- **STATED TASK**:
In the entries below, count the lines holding "that". Reply with the number only.

- **RECORD LIST**:
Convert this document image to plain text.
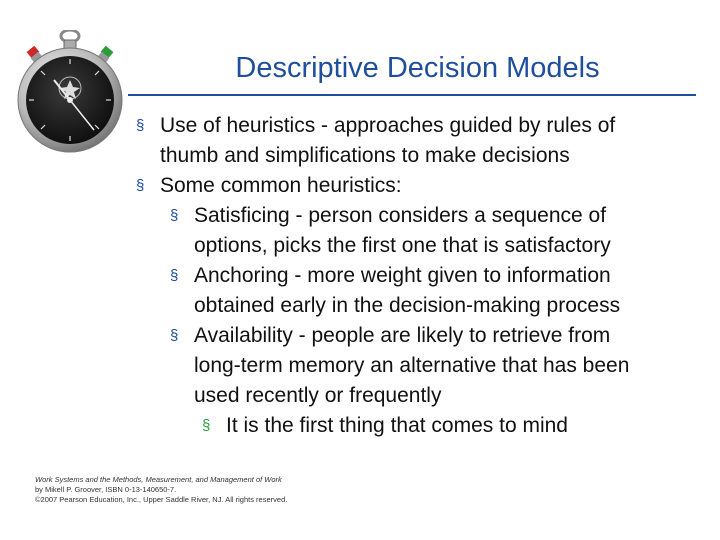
Descriptive Decision Models
§ Use of heuristics - approaches guided by rules of
thumb and simplifications to make decisions
§ Some common heuristics:
§ Satisficing - person considers a sequence of
options, picks the first one that is satisfactory
§ Anchoring - more weight given to information
obtained early in the decision-making process
§ Availability - people are likely to retrieve from
long-term memory an alternative that has been
used recently or frequently
§ It is the first thing that comes to mind
Work Systems and the Methods, Measurement, and Management of Work
by Mikell P. Groover, ISBN 0-13-140650-7.
©2007 Pearson Education, Inc., Upper Saddle River, NJ. All rights reserved.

- **RIGHT ANSWER**:
3